* [Exercise objective]: Give every line below again, exactly.

* [Stored items]:
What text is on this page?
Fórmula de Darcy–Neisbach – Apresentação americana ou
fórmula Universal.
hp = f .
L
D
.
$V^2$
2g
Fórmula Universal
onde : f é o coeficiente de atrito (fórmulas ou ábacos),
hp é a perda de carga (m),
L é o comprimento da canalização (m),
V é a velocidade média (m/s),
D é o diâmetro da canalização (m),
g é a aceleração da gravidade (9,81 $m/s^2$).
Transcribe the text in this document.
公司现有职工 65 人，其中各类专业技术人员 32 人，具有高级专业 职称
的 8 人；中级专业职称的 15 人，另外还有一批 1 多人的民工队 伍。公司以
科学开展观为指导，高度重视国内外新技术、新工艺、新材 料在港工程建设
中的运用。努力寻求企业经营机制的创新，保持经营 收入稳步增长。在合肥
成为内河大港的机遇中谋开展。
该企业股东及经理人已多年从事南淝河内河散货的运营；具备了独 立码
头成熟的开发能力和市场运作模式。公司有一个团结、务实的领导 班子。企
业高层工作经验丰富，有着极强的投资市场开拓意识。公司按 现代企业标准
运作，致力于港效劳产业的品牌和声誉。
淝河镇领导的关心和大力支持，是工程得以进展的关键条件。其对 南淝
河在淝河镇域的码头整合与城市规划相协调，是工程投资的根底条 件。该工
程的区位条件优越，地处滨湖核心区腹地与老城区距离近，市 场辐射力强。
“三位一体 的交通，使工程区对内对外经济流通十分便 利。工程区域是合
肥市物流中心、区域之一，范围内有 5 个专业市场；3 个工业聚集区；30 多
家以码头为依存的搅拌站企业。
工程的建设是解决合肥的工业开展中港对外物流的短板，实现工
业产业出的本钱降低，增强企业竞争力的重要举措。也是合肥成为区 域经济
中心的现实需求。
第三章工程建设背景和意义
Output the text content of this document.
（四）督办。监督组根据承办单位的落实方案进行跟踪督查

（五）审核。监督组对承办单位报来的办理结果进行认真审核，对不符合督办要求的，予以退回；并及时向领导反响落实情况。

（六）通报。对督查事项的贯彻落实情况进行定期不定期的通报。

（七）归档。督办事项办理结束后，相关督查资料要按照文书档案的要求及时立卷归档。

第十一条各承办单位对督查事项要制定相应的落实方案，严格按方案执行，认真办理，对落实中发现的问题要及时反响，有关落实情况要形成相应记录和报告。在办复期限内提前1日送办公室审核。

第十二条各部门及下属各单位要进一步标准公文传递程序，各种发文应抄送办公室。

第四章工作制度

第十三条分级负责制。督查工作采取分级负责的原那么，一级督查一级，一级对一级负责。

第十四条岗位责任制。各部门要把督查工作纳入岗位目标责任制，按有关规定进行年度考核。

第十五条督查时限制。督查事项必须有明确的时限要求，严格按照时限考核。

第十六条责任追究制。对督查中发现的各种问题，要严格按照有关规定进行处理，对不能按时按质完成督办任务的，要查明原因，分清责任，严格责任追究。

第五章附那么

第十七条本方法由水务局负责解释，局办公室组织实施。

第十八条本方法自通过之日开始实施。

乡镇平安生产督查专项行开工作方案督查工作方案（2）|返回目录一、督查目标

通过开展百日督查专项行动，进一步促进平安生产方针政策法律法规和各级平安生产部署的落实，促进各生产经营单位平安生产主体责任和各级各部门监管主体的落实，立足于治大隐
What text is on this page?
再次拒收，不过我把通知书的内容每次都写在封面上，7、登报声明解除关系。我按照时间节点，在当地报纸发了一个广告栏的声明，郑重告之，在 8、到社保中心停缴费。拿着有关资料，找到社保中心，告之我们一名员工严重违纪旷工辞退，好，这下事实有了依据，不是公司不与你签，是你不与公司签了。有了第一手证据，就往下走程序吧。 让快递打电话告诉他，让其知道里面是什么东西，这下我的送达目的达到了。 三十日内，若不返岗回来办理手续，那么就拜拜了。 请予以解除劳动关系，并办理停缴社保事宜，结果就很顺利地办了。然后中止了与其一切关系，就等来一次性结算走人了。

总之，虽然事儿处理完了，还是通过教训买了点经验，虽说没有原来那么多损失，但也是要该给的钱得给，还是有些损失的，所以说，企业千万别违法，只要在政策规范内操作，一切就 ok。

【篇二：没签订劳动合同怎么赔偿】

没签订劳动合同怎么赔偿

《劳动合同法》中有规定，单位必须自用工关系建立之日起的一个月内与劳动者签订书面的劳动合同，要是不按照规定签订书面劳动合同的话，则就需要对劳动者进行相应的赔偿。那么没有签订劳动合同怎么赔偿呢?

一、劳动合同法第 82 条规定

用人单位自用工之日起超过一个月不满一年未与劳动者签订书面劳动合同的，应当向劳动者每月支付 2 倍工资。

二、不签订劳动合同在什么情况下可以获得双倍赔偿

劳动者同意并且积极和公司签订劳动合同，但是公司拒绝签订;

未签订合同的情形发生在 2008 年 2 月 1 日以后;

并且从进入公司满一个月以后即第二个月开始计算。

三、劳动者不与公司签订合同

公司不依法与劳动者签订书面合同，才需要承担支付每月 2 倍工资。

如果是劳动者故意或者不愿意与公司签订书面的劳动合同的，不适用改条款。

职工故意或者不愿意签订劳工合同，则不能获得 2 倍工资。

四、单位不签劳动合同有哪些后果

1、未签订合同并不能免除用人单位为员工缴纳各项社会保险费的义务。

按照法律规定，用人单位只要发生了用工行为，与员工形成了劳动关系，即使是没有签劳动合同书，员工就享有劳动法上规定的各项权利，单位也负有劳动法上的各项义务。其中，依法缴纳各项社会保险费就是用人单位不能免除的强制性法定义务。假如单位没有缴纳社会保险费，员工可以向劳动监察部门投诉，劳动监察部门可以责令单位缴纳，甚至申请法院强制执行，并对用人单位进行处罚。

* [Result]:
What text is on this page?
Fórmula de Darcy–Neisbach – Apresentação americana ou
fórmula Universal.
hp = f .
L
D
.
$V^2$
2g
Fórmula Universal
onde : f é o coeficiente de atrito (fórmulas ou ábacos),
hp é a perda de carga (m),
L é o comprimento da canalização (m),
V é a velocidade média (m/s),
D é o diâmetro da canalização (m),
g é a aceleração da gravidade (9,81 $m/s^2$).
Transcribe the text in this document.
公司现有职工 65 人，其中各类专业技术人员 32 人，具有高级专业 职称
的 8 人；中级专业职称的 15 人，另外还有一批 1 多人的民工队 伍。公司以
科学开展观为指导，高度重视国内外新技术、新工艺、新材 料在港工程建设
中的运用。努力寻求企业经营机制的创新，保持经营 收入稳步增长。在合肥
成为内河大港的机遇中谋开展。
该企业股东及经理人已多年从事南淝河内河散货的运营；具备了独 立码
头成熟的开发能力和市场运作模式。公司有一个团结、务实的领导 班子。企
业高层工作经验丰富，有着极强的投资市场开拓意识。公司按 现代企业标准
运作，致力于港效劳产业的品牌和声誉。
淝河镇领导的关心和大力支持，是工程得以进展的关键条件。其对 南淝
河在淝河镇域的码头整合与城市规划相协调，是工程投资的根底条 件。该工
程的区位条件优越，地处滨湖核心区腹地与老城区距离近，市 场辐射力强。
“三位一体 的交通，使工程区对内对外经济流通十分便 利。工程区域是合
肥市物流中心、区域之一，范围内有 5 个专业市场；3 个工业聚集区；30 多
家以码头为依存的搅拌站企业。
工程的建设是解决合肥的工业开展中港对外物流的短板，实现工
业产业出的本钱降低，增强企业竞争力的重要举措。也是合肥成为区 域经济
中心的现实需求。
第三章工程建设背景和意义
Output the text content of this document.
（四）督办。监督组根据承办单位的落实方案进行跟踪督查

（五）审核。监督组对承办单位报来的办理结果进行认真审核，对不符合督办要求的，予以退回；并及时向领导反响落实情况。

（六）通报。对督查事项的贯彻落实情况进行定期不定期的通报。

（七）归档。督办事项办理结束后，相关督查资料要按照文书档案的要求及时立卷归档。

第十一条各承办单位对督查事项要制定相应的落实方案，严格按方案执行，认真办理，对落实中发现的问题要及时反响，有关落实情况要形成相应记录和报告。在办复期限内提前1日送办公室审核。

第十二条各部门及下属各单位要进一步标准公文传递程序，各种发文应抄送办公室。

第四章工作制度

第十三条分级负责制。督查工作采取分级负责的原那么，一级督查一级，一级对一级负责。

第十四条岗位责任制。各部门要把督查工作纳入岗位目标责任制，按有关规定进行年度考核。

第十五条督查时限制。督查事项必须有明确的时限要求，严格按照时限考核。

第十六条责任追究制。对督查中发现的各种问题，要严格按照有关规定进行处理，对不能按时按质完成督办任务的，要查明原因，分清责任，严格责任追究。

第五章附那么

第十七条本方法由水务局负责解释，局办公室组织实施。

第十八条本方法自通过之日开始实施。

乡镇平安生产督查专项行开工作方案督查工作方案（2）|返回目录一、督查目标

通过开展百日督查专项行动，进一步促进平安生产方针政策法律法规和各级平安生产部署的落实，促进各生产经营单位平安生产主体责任和各级各部门监管主体的落实，立足于治大隐
What text is on this page?
再次拒收，不过我把通知书的内容每次都写在封面上，7、登报声明解除关系。我按照时间节点，在当地报纸发了一个广告栏的声明，郑重告之，在 8、到社保中心停缴费。拿着有关资料，找到社保中心，告之我们一名员工严重违纪旷工辞退，好，这下事实有了依据，不是公司不与你签，是你不与公司签了。有了第一手证据，就往下走程序吧。 让快递打电话告诉他，让其知道里面是什么东西，这下我的送达目的达到了。 三十日内，若不返岗回来办理手续，那么就拜拜了。 请予以解除劳动关系，并办理停缴社保事宜，结果就很顺利地办了。然后中止了与其一切关系，就等来一次性结算走人了。

总之，虽然事儿处理完了，还是通过教训买了点经验，虽说没有原来那么多损失，但也是要该给的钱得给，还是有些损失的，所以说，企业千万别违法，只要在政策规范内操作，一切就 ok。

【篇二：没签订劳动合同怎么赔偿】

没签订劳动合同怎么赔偿

《劳动合同法》中有规定，单位必须自用工关系建立之日起的一个月内与劳动者签订书面的劳动合同，要是不按照规定签订书面劳动合同的话，则就需要对劳动者进行相应的赔偿。那么没有签订劳动合同怎么赔偿呢?

一、劳动合同法第 82 条规定

用人单位自用工之日起超过一个月不满一年未与劳动者签订书面劳动合同的，应当向劳动者每月支付 2 倍工资。

二、不签订劳动合同在什么情况下可以获得双倍赔偿

劳动者同意并且积极和公司签订劳动合同，但是公司拒绝签订;

未签订合同的情形发生在 2008 年 2 月 1 日以后;

并且从进入公司满一个月以后即第二个月开始计算。

三、劳动者不与公司签订合同

公司不依法与劳动者签订书面合同，才需要承担支付每月 2 倍工资。

如果是劳动者故意或者不愿意与公司签订书面的劳动合同的，不适用改条款。

职工故意或者不愿意签订劳工合同，则不能获得 2 倍工资。

四、单位不签劳动合同有哪些后果

1、未签订合同并不能免除用人单位为员工缴纳各项社会保险费的义务。

按照法律规定，用人单位只要发生了用工行为，与员工形成了劳动关系，即使是没有签劳动合同书，员工就享有劳动法上规定的各项权利，单位也负有劳动法上的各项义务。其中，依法缴纳各项社会保险费就是用人单位不能免除的强制性法定义务。假如单位没有缴纳社会保险费，员工可以向劳动监察部门投诉，劳动监察部门可以责令单位缴纳，甚至申请法院强制执行，并对用人单位进行处罚。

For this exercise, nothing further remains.